**Given problem**
Count the lines in the material below that contain the string "exam", matching case exactly, and reply with only that number.

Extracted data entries
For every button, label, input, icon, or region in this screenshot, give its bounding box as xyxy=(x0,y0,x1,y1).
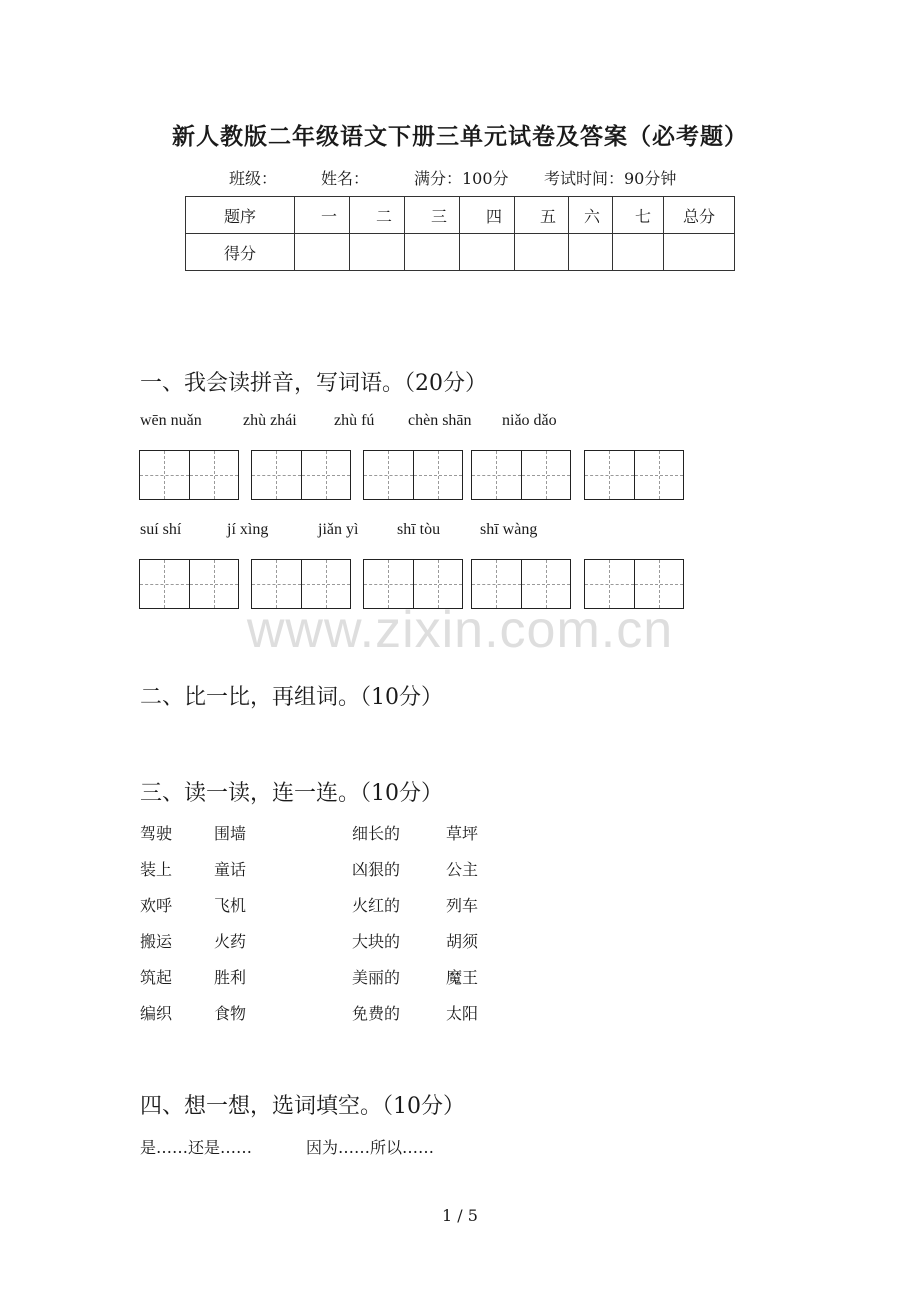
pinyin-label: shī tòu xyxy=(397,521,441,538)
score-cell[interactable] xyxy=(515,234,569,271)
pinyin-label: zhù fú xyxy=(334,412,375,429)
exam-title: 新人教版二年级语文下册三单元试卷及答案（必考题） xyxy=(172,123,748,150)
match-item: 美丽的 xyxy=(352,968,401,987)
score-cell[interactable] xyxy=(613,234,664,271)
writing-box[interactable] xyxy=(251,450,351,500)
score-header-cell: 二 xyxy=(350,197,405,234)
word-option-2: 因为……所以…… xyxy=(306,1138,435,1157)
pinyin-label: jiǎn yì xyxy=(318,521,359,538)
match-item: 太阳 xyxy=(446,1004,479,1023)
match-item: 编织 xyxy=(140,1004,173,1023)
match-item: 童话 xyxy=(214,860,247,879)
section3-heading: 三、读一读，连一连。（10分） xyxy=(140,781,443,806)
score-cell[interactable] xyxy=(664,234,735,271)
match-column-nouns xyxy=(446,821,478,1037)
match-item: 火药 xyxy=(214,932,247,951)
score-table-header-row xyxy=(186,197,735,234)
writing-box[interactable] xyxy=(471,450,571,500)
watermark: www.zixin.com.cn xyxy=(246,601,674,659)
match-item: 凶狠的 xyxy=(352,860,401,879)
score-header-total: 总分 xyxy=(664,197,735,234)
pinyin-label: niǎo dǎo xyxy=(502,412,557,429)
match-item: 食物 xyxy=(214,1004,247,1023)
page-number: 1 / 5 xyxy=(442,1206,478,1225)
section2-heading: 二、比一比，再组词。（10分） xyxy=(140,685,443,710)
section4-heading: 四、想一想，选词填空。（10分） xyxy=(140,1094,465,1119)
word-option-1: 是……还是…… xyxy=(140,1138,253,1157)
score-header-cell: 七 xyxy=(613,197,664,234)
match-item: 胡须 xyxy=(446,932,479,951)
match-item: 飞机 xyxy=(214,896,247,915)
match-item: 免费的 xyxy=(352,1004,401,1023)
match-item: 草坪 xyxy=(446,824,479,843)
score-row-label: 得分 xyxy=(186,234,295,271)
match-item: 驾驶 xyxy=(140,824,173,843)
exam-time-label: 考试时间：90分钟 xyxy=(544,169,677,188)
score-header-cell: 六 xyxy=(569,197,613,234)
score-table xyxy=(185,196,735,271)
match-item: 欢呼 xyxy=(140,896,173,915)
score-header-cell: 四 xyxy=(460,197,515,234)
score-header-cell: 一 xyxy=(295,197,350,234)
match-item: 火红的 xyxy=(352,896,401,915)
score-header-cell: 三 xyxy=(405,197,460,234)
pinyin-label: shī wàng xyxy=(480,521,538,538)
name-label: 姓名： xyxy=(321,169,370,188)
score-cell[interactable] xyxy=(569,234,613,271)
score-cell[interactable] xyxy=(295,234,350,271)
score-cell[interactable] xyxy=(460,234,515,271)
match-column-verbs xyxy=(140,821,172,1037)
pinyin-label: jí xìng xyxy=(227,521,269,538)
score-cell[interactable] xyxy=(405,234,460,271)
score-cell[interactable] xyxy=(350,234,405,271)
match-item: 装上 xyxy=(140,860,173,879)
match-item: 列车 xyxy=(446,896,479,915)
score-header-cell: 五 xyxy=(515,197,569,234)
full-score-label: 满分：100分 xyxy=(414,169,509,188)
class-label: 班级： xyxy=(229,169,278,188)
score-table-score-row xyxy=(186,234,735,271)
score-header-label: 题序 xyxy=(186,197,295,234)
pinyin-label: wēn nuǎn xyxy=(140,412,202,429)
pinyin-label: chèn shān xyxy=(408,412,472,429)
match-item: 围墙 xyxy=(214,824,247,843)
writing-box[interactable] xyxy=(363,450,463,500)
match-item: 筑起 xyxy=(140,968,173,987)
match-column-objects xyxy=(214,821,246,1037)
pinyin-label: suí shí xyxy=(140,521,182,538)
match-item: 公主 xyxy=(446,860,479,879)
match-item: 胜利 xyxy=(214,968,247,987)
match-item: 大块的 xyxy=(352,932,401,951)
match-item: 魔王 xyxy=(446,968,479,987)
writing-box[interactable] xyxy=(584,450,684,500)
writing-box[interactable] xyxy=(139,450,239,500)
match-item: 搬运 xyxy=(140,932,173,951)
match-item: 细长的 xyxy=(352,824,401,843)
match-column-adjectives xyxy=(352,821,400,1037)
pinyin-label: zhù zhái xyxy=(243,412,297,429)
section1-heading: 一、我会读拼音，写词语。（20分） xyxy=(140,371,487,396)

**Final answer**
2